> _Requirement_:
In the listing below, count the lines containing the string "功能分类科目编码" and state only the number.

> _Material for the task_:
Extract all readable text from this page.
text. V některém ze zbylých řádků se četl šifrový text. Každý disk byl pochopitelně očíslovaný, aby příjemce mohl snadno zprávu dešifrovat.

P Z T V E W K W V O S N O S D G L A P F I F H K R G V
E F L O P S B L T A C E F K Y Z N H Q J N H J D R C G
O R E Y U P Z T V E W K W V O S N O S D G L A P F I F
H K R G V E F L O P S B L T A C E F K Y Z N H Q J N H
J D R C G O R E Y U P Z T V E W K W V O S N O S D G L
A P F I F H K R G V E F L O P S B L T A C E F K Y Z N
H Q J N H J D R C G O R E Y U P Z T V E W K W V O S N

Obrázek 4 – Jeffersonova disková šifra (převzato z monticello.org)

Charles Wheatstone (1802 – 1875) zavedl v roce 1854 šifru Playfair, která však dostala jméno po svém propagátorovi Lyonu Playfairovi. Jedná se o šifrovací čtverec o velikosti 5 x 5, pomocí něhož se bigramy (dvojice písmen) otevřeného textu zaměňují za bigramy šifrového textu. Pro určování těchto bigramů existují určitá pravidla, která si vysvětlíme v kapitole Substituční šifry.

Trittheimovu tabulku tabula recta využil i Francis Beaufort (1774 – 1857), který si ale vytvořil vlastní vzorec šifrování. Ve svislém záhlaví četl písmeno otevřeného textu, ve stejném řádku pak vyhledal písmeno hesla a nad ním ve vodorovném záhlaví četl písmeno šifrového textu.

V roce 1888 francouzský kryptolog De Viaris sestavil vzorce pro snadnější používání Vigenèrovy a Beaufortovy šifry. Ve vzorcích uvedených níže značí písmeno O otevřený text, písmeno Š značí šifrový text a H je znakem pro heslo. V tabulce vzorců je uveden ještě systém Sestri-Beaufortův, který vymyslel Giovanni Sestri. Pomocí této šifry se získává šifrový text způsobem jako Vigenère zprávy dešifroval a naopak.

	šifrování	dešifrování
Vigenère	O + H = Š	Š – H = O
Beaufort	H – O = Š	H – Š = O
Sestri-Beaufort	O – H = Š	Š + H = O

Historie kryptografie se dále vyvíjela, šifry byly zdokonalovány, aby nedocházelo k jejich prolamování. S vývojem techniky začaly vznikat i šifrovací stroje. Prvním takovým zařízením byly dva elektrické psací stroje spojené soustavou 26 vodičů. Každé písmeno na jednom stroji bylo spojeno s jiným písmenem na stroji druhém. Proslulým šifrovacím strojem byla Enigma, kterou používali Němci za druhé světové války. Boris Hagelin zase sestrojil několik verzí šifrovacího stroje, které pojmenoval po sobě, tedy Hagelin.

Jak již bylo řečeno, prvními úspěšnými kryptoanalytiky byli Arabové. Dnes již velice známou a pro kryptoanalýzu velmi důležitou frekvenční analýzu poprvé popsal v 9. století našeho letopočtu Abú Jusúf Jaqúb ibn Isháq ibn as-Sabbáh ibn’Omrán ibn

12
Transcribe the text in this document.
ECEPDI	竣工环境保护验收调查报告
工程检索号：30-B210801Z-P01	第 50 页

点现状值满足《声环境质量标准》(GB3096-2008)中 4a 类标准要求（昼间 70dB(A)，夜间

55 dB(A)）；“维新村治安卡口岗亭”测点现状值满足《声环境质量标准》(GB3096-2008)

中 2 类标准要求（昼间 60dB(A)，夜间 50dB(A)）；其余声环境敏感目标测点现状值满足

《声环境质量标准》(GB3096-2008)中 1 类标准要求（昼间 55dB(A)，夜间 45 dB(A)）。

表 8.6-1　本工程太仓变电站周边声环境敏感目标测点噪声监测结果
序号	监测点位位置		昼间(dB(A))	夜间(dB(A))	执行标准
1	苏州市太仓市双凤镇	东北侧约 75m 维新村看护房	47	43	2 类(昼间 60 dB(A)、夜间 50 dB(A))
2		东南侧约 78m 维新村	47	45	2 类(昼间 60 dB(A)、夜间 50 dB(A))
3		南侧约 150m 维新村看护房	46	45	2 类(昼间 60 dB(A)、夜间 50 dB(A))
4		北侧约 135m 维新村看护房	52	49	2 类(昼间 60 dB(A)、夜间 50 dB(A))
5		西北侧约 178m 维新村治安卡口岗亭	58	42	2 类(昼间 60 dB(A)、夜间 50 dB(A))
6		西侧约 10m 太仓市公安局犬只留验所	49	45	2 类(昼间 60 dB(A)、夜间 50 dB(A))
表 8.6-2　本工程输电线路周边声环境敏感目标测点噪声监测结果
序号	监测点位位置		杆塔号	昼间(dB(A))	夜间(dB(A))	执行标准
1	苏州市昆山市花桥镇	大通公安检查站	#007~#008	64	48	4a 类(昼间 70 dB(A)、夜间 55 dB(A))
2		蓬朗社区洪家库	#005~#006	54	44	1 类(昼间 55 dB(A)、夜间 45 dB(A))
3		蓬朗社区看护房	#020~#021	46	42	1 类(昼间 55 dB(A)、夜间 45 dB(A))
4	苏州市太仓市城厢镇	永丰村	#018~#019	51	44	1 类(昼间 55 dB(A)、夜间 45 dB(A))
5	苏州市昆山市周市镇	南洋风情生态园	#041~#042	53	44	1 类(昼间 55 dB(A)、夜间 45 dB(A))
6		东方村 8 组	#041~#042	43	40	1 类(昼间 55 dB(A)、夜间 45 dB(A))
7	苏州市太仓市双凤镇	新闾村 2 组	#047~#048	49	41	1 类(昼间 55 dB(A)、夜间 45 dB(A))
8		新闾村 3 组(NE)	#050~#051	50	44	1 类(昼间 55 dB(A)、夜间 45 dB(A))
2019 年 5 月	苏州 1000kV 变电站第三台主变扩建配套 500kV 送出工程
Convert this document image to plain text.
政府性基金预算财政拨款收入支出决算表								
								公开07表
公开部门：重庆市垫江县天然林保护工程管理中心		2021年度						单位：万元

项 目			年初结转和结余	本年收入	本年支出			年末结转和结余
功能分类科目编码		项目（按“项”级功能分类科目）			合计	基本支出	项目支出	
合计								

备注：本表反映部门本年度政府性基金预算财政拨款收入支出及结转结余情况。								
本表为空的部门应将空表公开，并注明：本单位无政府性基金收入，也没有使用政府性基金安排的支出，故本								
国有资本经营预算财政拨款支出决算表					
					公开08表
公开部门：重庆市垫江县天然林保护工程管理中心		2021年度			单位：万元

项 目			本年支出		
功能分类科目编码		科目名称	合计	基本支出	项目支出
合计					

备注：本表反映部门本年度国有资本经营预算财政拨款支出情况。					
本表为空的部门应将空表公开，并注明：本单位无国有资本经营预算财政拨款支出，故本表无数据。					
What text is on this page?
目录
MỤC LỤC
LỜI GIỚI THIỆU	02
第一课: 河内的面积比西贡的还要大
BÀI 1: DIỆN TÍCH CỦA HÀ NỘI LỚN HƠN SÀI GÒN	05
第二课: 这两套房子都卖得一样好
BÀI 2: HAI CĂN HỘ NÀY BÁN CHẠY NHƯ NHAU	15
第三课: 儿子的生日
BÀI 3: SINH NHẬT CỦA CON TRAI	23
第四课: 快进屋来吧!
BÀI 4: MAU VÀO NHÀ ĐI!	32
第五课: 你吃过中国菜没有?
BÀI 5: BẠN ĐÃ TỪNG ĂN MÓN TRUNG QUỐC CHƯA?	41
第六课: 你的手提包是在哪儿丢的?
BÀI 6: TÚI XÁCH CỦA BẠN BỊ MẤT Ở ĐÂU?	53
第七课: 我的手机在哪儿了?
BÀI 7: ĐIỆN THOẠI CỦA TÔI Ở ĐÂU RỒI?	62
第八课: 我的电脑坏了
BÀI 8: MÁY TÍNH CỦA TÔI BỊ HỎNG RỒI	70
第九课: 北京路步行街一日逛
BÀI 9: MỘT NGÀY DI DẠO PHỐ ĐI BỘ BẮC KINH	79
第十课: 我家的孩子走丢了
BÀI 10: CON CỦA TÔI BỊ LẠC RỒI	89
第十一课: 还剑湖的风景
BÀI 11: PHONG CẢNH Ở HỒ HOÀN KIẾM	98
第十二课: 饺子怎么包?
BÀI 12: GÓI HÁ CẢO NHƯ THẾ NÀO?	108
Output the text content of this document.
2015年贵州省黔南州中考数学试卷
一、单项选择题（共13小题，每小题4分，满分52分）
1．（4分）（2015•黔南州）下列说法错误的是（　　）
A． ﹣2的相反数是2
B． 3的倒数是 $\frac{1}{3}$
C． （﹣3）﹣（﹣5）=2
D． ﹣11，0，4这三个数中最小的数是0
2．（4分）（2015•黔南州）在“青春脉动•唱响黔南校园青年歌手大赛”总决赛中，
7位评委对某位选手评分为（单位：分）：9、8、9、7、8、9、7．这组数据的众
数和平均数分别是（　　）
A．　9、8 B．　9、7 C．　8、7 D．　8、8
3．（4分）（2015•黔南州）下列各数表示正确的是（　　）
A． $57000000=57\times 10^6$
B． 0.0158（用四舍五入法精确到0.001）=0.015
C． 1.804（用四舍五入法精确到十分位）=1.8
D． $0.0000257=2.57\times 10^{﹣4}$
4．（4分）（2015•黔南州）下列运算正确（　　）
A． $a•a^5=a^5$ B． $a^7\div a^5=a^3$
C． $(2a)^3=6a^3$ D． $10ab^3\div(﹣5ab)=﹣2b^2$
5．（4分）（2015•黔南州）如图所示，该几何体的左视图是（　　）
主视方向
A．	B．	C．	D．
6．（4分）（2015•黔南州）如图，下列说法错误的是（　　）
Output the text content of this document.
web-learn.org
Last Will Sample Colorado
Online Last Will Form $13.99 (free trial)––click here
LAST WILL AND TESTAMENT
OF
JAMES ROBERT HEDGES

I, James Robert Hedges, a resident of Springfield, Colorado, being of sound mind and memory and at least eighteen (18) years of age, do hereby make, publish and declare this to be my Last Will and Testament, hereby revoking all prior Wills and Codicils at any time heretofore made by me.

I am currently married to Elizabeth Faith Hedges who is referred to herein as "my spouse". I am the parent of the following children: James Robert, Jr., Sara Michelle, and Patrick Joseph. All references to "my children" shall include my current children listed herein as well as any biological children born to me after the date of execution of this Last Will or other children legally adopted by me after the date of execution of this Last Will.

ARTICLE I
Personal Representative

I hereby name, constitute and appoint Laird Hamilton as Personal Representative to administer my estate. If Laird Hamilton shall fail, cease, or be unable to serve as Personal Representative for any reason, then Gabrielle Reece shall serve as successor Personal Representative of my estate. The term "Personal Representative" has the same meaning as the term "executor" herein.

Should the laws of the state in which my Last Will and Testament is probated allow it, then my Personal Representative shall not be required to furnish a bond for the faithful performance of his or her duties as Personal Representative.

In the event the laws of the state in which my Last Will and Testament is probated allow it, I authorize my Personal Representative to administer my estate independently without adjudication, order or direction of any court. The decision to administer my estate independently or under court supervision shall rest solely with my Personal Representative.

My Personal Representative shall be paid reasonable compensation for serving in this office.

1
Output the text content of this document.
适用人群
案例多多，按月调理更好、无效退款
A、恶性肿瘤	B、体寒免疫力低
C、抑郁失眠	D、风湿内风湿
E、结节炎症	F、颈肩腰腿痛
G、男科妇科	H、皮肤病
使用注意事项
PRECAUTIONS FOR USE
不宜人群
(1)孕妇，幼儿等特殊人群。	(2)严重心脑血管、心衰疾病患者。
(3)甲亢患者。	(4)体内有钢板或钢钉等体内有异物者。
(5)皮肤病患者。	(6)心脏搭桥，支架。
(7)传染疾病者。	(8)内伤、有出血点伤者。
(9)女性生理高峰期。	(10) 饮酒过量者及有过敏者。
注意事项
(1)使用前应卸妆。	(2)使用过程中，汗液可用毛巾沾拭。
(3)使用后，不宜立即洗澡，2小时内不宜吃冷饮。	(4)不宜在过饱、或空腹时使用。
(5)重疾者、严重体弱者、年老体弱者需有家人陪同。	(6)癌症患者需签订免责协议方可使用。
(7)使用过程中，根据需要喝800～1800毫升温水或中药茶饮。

> _Result for this task_:
2